THE EXERCISE: Copy the data from the start through the line with "data-point-engine-end [905, 730, 941, 762]", swapping "legend-swatch-marker" for "legend-marker" and leaving everything else as it is.

AVAILABLE RECORDS:
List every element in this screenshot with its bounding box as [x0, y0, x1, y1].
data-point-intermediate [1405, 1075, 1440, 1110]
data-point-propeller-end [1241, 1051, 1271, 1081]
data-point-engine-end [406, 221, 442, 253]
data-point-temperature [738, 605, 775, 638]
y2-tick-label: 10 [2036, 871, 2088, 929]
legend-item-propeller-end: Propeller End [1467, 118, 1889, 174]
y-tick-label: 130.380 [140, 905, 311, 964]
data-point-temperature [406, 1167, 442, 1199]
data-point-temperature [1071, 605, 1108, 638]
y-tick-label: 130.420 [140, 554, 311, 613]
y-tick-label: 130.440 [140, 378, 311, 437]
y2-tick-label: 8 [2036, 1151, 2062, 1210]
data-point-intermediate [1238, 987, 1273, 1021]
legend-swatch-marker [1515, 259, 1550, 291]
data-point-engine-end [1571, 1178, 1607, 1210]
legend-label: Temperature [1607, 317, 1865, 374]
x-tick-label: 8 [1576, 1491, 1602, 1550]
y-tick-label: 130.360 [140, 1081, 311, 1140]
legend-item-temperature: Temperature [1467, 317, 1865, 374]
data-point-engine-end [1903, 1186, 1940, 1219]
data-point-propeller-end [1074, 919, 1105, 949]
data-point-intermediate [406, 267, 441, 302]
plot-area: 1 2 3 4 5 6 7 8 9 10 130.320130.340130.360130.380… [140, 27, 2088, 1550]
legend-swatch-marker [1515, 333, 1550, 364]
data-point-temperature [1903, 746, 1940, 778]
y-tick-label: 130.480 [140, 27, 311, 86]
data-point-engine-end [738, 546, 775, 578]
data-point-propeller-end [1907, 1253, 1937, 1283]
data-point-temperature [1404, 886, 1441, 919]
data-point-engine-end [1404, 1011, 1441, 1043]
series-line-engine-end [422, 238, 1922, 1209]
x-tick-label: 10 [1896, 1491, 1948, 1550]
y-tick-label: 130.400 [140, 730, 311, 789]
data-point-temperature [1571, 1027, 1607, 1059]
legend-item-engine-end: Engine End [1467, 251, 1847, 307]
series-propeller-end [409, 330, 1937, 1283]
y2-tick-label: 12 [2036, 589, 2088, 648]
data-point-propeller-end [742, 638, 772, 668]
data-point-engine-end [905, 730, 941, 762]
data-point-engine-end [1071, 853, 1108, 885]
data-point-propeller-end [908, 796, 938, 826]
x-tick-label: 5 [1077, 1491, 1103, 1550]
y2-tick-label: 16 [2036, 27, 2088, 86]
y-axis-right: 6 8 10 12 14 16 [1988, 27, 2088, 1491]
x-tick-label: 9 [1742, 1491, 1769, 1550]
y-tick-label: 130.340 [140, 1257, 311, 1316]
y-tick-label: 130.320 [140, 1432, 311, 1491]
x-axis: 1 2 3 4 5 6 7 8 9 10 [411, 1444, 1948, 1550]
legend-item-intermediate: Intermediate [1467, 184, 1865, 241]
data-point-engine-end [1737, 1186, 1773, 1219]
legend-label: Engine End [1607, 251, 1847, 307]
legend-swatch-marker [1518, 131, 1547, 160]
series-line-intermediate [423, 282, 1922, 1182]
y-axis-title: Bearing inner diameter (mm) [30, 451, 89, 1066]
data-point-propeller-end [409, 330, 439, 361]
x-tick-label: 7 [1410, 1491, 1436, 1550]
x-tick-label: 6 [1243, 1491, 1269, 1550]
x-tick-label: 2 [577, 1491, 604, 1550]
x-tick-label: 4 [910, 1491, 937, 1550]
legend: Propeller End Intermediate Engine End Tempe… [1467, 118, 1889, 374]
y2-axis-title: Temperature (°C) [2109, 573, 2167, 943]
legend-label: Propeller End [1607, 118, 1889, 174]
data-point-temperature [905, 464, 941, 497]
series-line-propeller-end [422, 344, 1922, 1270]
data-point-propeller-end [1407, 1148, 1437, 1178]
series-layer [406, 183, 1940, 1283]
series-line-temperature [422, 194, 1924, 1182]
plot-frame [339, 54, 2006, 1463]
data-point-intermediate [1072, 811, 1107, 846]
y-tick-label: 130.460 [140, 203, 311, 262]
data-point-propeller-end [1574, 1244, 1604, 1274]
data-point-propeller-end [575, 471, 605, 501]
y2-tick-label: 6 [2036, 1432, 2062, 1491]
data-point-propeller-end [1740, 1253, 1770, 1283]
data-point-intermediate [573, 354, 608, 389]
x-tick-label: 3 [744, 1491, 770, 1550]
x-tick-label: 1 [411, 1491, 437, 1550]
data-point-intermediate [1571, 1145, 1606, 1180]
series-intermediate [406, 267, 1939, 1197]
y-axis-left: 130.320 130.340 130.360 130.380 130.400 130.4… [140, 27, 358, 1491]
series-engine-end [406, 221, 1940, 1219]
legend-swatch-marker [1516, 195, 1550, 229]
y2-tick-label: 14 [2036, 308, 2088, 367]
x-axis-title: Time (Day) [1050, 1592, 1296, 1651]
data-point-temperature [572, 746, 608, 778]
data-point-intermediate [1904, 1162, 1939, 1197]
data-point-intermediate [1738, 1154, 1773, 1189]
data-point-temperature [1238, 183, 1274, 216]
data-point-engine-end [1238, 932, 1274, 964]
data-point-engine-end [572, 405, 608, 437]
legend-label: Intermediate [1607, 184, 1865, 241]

EXERCISE ANSWER:
List every element in this screenshot with its bounding box as [x0, y0, x1, y1].
data-point-intermediate [1405, 1075, 1440, 1110]
data-point-propeller-end [1241, 1051, 1271, 1081]
data-point-engine-end [406, 221, 442, 253]
data-point-temperature [738, 605, 775, 638]
y2-tick-label: 10 [2036, 871, 2088, 929]
legend-item-propeller-end: Propeller End [1467, 118, 1889, 174]
y-tick-label: 130.380 [140, 905, 311, 964]
data-point-temperature [406, 1167, 442, 1199]
data-point-temperature [1071, 605, 1108, 638]
y-tick-label: 130.420 [140, 554, 311, 613]
y-tick-label: 130.440 [140, 378, 311, 437]
y2-tick-label: 8 [2036, 1151, 2062, 1210]
data-point-intermediate [1238, 987, 1273, 1021]
legend-marker [1515, 259, 1550, 291]
data-point-engine-end [1571, 1178, 1607, 1210]
legend-label: Temperature [1607, 317, 1865, 374]
x-tick-label: 8 [1576, 1491, 1602, 1550]
y-tick-label: 130.360 [140, 1081, 311, 1140]
legend-item-temperature: Temperature [1467, 317, 1865, 374]
data-point-engine-end [1903, 1186, 1940, 1219]
data-point-propeller-end [1074, 919, 1105, 949]
data-point-intermediate [406, 267, 441, 302]
plot-area: 1 2 3 4 5 6 7 8 9 10 130.320130.340130.360130.380… [140, 27, 2088, 1550]
legend-marker [1515, 333, 1550, 364]
data-point-temperature [1903, 746, 1940, 778]
y-tick-label: 130.480 [140, 27, 311, 86]
data-point-engine-end [738, 546, 775, 578]
data-point-propeller-end [1907, 1253, 1937, 1283]
data-point-temperature [1404, 886, 1441, 919]
data-point-engine-end [1404, 1011, 1441, 1043]
series-line-engine-end [422, 238, 1922, 1209]
x-tick-label: 10 [1896, 1491, 1948, 1550]
y-tick-label: 130.400 [140, 730, 311, 789]
data-point-temperature [1571, 1027, 1607, 1059]
legend-item-engine-end: Engine End [1467, 251, 1847, 307]
series-propeller-end [409, 330, 1937, 1283]
y2-tick-label: 12 [2036, 589, 2088, 648]
data-point-propeller-end [742, 638, 772, 668]
data-point-engine-end [905, 730, 941, 762]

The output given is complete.